Task instructions:
Copy out each line of the listing that has the word "tube" in it.

--- Begin Record set ---

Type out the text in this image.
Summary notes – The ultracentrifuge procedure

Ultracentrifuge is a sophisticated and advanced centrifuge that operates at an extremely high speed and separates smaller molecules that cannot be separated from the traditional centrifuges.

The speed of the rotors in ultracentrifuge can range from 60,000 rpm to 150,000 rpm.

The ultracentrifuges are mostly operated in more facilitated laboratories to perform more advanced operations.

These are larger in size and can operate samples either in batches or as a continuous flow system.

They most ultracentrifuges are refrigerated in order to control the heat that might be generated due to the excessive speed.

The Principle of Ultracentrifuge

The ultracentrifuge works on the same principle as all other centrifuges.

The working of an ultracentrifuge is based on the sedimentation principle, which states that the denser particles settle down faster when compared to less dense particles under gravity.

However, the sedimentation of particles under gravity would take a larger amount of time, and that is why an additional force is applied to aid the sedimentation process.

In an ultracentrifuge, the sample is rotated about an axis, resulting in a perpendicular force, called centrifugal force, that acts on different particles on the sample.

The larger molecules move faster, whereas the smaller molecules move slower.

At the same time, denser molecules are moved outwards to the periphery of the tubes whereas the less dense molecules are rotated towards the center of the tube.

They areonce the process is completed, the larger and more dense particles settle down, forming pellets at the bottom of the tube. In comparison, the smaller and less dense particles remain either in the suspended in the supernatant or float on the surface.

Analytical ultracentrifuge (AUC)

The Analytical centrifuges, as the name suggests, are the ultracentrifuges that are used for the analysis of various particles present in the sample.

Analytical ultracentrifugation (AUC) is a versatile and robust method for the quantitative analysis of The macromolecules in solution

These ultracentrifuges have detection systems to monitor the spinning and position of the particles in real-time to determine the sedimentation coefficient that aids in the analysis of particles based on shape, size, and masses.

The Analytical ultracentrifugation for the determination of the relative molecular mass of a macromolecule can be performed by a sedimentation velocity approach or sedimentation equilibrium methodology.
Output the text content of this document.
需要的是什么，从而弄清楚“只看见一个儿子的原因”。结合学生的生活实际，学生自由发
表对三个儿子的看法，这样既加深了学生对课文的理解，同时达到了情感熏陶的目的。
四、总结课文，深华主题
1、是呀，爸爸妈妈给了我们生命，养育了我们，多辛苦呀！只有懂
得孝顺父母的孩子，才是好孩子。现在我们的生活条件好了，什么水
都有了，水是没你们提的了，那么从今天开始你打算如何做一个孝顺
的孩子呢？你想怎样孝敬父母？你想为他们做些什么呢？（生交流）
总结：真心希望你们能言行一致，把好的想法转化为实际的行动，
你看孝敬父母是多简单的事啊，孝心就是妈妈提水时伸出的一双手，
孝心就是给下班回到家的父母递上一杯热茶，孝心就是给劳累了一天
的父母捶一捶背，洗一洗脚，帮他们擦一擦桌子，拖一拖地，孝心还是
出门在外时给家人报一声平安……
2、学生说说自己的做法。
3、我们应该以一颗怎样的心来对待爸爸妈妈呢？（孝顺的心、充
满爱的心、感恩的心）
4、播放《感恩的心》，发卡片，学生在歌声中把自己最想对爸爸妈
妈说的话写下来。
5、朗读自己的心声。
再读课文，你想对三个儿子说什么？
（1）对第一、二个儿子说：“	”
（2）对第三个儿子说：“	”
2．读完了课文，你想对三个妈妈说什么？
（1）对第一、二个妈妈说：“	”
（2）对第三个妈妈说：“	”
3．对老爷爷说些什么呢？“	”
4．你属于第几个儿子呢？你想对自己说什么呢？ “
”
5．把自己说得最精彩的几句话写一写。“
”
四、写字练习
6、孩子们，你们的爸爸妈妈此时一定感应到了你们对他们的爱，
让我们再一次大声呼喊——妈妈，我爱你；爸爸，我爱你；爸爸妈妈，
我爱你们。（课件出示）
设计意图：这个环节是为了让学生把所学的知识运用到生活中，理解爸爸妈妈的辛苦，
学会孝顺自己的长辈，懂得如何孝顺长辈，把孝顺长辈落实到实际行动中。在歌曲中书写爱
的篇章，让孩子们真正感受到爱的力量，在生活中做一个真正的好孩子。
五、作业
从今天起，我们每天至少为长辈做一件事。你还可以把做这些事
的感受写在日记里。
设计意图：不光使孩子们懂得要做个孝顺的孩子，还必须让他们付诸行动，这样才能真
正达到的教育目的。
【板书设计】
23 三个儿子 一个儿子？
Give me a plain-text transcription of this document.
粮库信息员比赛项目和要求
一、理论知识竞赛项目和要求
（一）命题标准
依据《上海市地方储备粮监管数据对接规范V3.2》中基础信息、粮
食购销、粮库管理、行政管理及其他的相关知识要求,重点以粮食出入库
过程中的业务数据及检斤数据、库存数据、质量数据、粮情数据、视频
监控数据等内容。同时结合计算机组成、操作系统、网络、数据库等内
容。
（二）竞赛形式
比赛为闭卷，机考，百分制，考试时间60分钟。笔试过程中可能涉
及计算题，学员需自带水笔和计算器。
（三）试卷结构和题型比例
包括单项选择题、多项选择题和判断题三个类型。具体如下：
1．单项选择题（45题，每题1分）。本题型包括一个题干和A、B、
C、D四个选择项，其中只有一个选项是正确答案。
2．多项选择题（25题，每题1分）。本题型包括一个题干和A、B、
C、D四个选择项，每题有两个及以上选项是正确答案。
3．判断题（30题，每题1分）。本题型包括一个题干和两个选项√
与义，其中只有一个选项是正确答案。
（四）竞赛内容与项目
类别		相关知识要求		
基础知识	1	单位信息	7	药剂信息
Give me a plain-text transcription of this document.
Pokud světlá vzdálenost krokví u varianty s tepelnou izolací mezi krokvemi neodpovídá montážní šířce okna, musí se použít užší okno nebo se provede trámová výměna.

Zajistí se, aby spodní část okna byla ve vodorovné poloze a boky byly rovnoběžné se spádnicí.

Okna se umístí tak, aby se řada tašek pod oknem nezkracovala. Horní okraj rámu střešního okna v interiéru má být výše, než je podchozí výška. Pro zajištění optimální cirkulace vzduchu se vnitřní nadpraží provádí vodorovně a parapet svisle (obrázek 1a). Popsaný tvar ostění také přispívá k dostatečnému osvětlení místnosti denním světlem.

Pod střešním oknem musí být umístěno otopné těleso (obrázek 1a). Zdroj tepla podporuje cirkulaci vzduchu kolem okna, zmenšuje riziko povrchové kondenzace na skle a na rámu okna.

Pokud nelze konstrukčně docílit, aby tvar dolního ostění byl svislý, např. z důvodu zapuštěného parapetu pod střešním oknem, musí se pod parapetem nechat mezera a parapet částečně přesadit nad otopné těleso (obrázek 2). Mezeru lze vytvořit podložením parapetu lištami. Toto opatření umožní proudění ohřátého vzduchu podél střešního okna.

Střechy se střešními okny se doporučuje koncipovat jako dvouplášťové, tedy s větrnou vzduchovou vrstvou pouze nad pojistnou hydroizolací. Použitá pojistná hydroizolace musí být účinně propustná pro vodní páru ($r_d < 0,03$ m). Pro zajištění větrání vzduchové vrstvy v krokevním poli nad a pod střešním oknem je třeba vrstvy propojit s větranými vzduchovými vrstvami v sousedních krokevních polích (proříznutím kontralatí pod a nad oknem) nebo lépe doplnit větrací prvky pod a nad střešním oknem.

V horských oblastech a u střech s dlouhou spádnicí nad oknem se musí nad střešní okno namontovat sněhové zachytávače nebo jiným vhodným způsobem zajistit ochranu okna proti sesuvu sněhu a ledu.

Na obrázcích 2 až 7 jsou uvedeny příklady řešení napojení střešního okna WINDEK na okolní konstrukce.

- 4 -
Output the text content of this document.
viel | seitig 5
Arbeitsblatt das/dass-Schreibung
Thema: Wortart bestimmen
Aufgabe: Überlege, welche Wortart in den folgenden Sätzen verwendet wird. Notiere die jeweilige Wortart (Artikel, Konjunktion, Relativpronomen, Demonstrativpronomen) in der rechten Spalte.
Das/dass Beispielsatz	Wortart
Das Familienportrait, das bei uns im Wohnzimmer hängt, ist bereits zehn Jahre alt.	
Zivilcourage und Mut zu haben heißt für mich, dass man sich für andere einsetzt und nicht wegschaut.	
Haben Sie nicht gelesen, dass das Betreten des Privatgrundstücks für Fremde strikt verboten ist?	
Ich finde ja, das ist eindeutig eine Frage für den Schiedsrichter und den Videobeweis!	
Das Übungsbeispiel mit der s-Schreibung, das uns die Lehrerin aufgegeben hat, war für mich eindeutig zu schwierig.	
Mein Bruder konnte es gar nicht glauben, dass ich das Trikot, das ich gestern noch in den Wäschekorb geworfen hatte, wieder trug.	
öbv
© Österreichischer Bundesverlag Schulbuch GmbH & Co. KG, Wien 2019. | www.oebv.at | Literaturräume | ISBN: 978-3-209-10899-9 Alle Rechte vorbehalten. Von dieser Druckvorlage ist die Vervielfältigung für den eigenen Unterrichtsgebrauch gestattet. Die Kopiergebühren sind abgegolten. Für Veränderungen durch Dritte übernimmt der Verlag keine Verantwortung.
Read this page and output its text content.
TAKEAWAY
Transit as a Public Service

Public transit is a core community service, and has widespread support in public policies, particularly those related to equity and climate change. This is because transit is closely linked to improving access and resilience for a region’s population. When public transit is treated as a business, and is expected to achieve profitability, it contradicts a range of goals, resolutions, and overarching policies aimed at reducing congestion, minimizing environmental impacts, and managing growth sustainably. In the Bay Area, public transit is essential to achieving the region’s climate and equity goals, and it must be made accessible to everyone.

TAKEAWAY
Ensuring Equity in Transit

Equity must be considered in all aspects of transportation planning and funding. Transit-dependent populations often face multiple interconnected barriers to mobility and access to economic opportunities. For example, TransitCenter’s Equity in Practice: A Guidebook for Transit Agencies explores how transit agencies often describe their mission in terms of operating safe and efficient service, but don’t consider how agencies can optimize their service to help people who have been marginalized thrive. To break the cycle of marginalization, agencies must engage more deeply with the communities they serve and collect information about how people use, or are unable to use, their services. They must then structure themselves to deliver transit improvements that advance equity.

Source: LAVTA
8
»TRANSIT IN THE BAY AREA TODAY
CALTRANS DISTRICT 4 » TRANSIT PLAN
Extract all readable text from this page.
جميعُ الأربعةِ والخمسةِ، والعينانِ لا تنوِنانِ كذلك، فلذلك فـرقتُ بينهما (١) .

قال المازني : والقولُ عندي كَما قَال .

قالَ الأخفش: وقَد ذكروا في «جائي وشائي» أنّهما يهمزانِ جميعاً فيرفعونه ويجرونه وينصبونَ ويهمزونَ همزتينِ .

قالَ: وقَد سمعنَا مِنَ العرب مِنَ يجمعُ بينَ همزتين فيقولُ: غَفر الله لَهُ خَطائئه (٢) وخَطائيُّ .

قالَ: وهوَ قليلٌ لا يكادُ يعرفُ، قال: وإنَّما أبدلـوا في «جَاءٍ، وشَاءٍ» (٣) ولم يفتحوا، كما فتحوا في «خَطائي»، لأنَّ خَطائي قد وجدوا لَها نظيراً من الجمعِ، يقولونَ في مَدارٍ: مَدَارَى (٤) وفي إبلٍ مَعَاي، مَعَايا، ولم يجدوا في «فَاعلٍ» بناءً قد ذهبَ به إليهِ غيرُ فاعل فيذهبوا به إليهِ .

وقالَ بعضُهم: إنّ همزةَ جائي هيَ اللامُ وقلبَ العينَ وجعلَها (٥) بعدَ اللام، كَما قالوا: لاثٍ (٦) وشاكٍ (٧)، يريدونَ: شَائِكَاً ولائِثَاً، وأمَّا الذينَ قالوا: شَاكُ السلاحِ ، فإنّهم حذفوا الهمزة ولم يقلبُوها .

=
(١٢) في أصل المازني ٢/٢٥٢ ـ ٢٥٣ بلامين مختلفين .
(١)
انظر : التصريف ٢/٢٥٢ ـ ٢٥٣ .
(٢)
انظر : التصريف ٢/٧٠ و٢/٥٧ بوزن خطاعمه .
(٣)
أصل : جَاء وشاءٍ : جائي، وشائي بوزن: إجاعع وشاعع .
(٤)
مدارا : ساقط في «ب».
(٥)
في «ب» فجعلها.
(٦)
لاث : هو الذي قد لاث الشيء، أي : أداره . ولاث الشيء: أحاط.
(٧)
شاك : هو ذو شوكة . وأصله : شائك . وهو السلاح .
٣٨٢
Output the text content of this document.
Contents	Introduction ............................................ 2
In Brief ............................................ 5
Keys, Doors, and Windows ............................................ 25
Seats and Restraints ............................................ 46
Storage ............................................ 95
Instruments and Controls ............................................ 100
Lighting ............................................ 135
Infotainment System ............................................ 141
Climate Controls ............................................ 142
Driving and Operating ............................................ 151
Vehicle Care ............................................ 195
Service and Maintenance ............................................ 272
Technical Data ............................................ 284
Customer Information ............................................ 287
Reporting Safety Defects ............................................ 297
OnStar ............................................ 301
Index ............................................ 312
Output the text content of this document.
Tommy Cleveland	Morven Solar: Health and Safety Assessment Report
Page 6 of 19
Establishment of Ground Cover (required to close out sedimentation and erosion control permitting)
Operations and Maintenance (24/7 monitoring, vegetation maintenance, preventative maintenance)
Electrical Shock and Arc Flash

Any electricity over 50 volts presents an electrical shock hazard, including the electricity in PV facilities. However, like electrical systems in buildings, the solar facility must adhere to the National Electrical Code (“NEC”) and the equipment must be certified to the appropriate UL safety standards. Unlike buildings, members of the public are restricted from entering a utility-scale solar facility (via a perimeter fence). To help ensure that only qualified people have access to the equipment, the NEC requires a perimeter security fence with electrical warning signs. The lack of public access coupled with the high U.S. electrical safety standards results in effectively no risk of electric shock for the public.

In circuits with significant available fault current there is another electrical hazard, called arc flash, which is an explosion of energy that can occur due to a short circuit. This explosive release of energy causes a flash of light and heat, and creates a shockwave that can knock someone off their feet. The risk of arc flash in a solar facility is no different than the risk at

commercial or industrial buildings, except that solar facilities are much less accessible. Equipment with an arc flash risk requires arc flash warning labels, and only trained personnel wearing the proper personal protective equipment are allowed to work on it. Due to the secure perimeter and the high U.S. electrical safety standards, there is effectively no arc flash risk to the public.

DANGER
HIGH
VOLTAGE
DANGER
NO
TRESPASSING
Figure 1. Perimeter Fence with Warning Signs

--- End Record set ---

Solved problem:
At the same time, denser molecules are moved outwards to the periphery of the tubes whereas the less dense molecules are rotated towards the center of the tube.
They areonce the process is completed, the larger and more dense particles settle down, forming pellets at the bottom of the tube. In comparison, the smaller and less dense particles remain either in the suspended in the supernatant or float on the surface.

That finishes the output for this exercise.